▸ Records for the task

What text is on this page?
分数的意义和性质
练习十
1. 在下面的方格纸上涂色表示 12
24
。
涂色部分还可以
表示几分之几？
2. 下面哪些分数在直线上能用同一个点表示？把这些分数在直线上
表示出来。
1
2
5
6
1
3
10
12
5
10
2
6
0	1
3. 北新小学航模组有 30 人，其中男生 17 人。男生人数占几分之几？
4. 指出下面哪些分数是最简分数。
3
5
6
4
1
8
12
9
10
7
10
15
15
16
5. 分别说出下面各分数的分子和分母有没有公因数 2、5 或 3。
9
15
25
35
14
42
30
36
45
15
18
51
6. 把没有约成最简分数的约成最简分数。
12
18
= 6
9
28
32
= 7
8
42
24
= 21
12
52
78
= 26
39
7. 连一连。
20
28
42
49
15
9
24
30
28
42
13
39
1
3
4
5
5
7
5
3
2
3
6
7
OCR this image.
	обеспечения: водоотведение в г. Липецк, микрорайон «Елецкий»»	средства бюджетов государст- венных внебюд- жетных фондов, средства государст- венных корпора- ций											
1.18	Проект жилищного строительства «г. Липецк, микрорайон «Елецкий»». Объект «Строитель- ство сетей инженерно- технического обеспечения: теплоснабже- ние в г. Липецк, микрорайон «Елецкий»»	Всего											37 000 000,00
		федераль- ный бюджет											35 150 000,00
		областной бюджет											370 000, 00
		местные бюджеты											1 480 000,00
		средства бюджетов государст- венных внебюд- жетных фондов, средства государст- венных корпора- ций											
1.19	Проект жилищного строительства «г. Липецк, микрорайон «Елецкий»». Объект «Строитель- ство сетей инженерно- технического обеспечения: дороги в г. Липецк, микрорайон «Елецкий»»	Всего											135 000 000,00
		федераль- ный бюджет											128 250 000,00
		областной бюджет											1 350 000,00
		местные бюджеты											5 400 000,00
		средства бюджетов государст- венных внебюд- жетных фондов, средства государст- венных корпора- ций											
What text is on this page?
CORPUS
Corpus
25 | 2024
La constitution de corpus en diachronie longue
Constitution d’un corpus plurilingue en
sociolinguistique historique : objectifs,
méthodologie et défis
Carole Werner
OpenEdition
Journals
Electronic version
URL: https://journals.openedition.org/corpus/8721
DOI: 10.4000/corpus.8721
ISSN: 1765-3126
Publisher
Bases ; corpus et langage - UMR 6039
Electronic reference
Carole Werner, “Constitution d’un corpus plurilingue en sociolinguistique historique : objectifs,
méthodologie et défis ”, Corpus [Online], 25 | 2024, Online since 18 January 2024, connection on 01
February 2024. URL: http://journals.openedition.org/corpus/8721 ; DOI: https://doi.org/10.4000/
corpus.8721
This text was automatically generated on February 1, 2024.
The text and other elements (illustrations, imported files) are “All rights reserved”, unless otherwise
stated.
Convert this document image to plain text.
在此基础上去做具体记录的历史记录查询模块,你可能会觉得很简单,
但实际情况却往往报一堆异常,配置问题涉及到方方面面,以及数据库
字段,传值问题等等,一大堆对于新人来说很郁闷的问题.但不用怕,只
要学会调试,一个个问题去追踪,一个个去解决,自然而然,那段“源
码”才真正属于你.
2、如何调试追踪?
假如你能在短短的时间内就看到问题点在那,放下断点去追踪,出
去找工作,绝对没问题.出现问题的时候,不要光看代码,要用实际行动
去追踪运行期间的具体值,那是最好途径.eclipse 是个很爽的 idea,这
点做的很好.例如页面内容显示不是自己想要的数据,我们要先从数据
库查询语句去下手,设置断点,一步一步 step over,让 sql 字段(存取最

==

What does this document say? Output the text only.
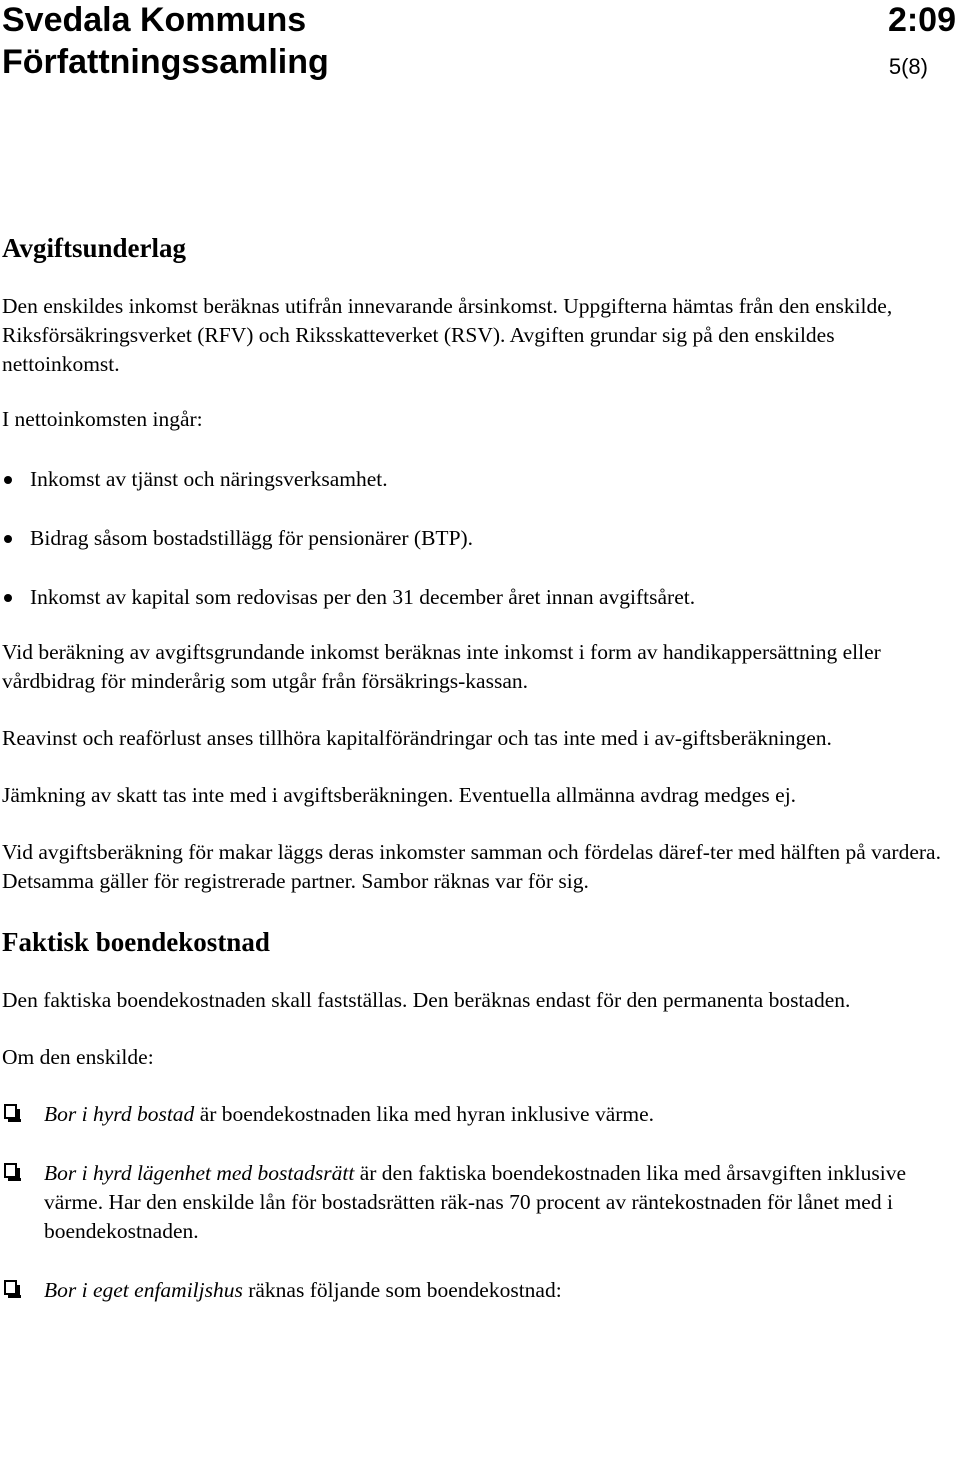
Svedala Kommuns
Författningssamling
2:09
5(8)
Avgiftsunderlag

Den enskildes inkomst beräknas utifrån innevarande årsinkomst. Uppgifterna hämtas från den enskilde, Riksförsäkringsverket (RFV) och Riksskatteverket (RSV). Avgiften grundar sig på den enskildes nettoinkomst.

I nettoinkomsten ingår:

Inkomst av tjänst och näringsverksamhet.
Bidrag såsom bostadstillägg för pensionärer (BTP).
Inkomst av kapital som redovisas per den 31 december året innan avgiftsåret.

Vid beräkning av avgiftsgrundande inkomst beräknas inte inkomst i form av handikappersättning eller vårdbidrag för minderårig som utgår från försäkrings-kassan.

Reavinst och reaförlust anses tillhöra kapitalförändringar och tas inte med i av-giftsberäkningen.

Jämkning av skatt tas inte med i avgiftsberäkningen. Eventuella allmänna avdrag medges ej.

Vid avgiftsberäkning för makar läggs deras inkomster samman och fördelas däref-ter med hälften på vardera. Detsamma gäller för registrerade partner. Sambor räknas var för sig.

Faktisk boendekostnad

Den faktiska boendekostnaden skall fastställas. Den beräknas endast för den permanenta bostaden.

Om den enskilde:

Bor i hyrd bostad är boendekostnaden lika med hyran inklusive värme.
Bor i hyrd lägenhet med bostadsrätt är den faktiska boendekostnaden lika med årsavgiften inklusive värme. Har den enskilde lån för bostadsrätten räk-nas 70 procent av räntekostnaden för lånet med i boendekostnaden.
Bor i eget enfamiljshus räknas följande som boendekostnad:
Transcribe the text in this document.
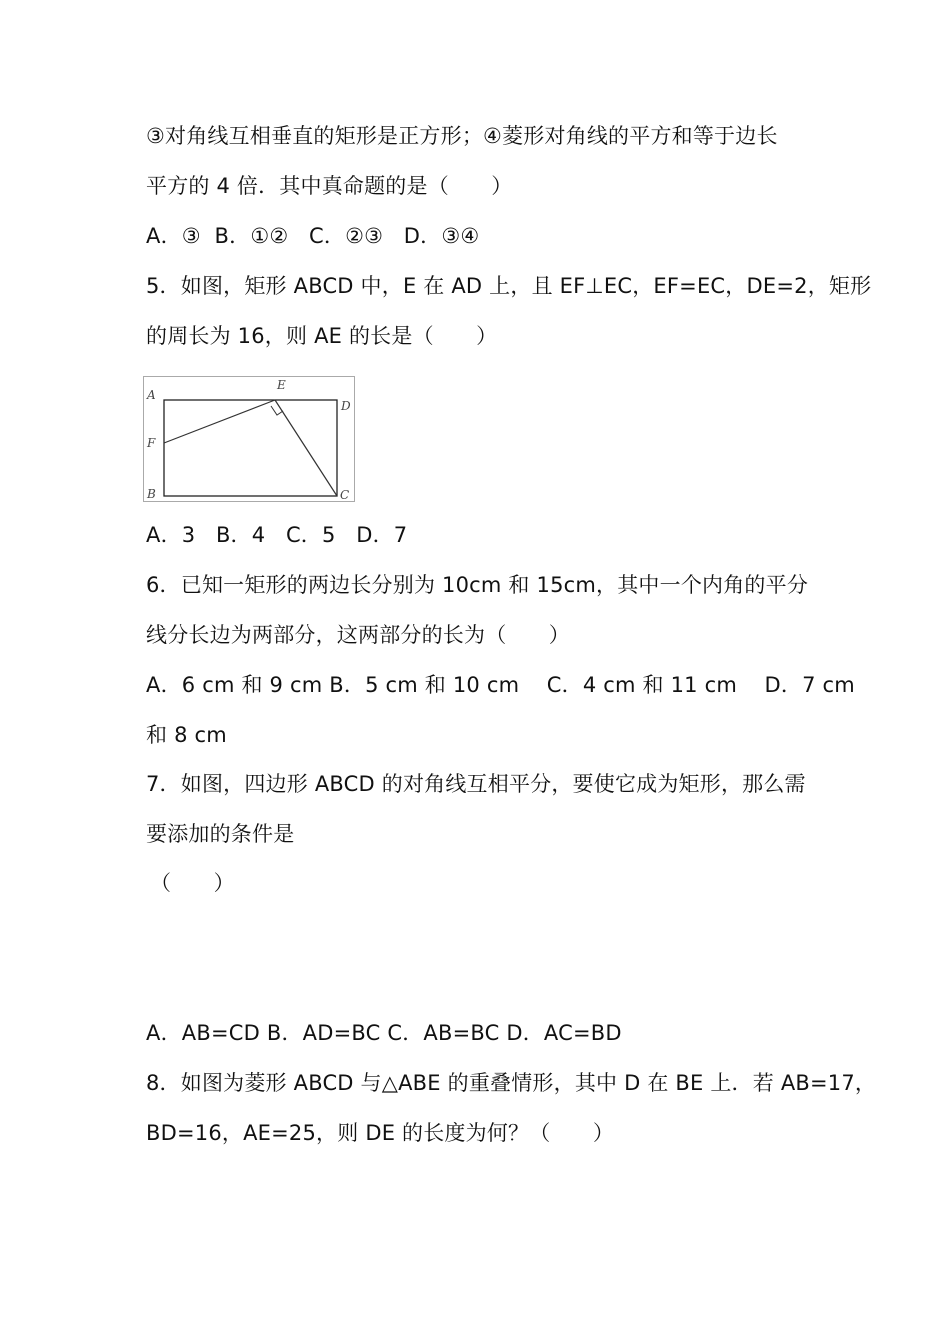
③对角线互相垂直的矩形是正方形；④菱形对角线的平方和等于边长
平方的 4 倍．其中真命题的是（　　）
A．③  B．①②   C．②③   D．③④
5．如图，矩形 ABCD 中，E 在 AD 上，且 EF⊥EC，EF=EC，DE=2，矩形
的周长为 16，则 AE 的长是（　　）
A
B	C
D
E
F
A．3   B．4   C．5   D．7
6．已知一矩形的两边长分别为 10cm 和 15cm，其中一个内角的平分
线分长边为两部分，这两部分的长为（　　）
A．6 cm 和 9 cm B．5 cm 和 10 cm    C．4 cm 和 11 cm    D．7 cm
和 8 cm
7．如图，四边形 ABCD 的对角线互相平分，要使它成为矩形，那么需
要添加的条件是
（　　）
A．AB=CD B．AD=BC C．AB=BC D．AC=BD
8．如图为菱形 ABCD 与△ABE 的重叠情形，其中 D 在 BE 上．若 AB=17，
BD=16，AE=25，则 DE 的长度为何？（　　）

==

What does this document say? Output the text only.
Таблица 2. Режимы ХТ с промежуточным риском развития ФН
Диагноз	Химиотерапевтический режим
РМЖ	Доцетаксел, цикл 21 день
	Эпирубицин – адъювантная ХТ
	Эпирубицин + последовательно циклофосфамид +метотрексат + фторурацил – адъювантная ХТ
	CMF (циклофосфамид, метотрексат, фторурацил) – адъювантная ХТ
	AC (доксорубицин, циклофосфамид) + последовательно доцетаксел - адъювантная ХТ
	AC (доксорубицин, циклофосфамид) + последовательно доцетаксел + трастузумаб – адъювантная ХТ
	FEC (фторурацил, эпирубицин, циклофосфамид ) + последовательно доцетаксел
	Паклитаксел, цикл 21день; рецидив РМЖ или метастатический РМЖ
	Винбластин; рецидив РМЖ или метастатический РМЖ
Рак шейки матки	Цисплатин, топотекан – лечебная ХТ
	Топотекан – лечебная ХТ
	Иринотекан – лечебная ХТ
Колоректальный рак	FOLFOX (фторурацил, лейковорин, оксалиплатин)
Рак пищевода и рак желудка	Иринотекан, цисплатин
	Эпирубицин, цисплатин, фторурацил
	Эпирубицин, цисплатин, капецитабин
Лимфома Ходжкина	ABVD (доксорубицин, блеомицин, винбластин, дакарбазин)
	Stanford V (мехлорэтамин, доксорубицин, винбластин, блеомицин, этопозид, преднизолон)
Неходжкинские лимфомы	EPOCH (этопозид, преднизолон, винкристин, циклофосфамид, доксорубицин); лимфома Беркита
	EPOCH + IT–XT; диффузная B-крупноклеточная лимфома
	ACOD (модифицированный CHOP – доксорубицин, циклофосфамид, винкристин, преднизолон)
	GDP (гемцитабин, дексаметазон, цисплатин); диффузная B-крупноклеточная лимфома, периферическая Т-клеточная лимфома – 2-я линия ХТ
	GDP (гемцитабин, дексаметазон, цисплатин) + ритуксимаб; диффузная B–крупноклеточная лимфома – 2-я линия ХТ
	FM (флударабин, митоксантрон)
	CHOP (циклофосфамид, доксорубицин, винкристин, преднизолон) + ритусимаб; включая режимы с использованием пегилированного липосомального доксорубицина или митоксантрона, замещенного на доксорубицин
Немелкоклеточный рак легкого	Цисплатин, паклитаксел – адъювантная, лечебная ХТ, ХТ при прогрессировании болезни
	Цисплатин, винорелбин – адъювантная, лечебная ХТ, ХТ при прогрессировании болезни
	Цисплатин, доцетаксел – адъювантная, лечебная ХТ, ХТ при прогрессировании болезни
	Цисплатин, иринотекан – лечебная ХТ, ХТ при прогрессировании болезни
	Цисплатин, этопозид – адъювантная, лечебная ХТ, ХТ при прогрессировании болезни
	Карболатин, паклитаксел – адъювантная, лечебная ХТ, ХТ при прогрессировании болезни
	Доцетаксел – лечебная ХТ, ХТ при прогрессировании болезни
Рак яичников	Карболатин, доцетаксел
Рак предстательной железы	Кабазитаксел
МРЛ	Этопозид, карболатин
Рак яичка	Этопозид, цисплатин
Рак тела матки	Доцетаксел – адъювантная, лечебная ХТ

▸ Brief
Locate the word "plurilingue" in the records above, and return each line that has it.

▸ Output for this exercise
Constitution d’un corpus plurilingue en
Carole Werner, “Constitution d’un corpus plurilingue en sociolinguistique historique : objectifs,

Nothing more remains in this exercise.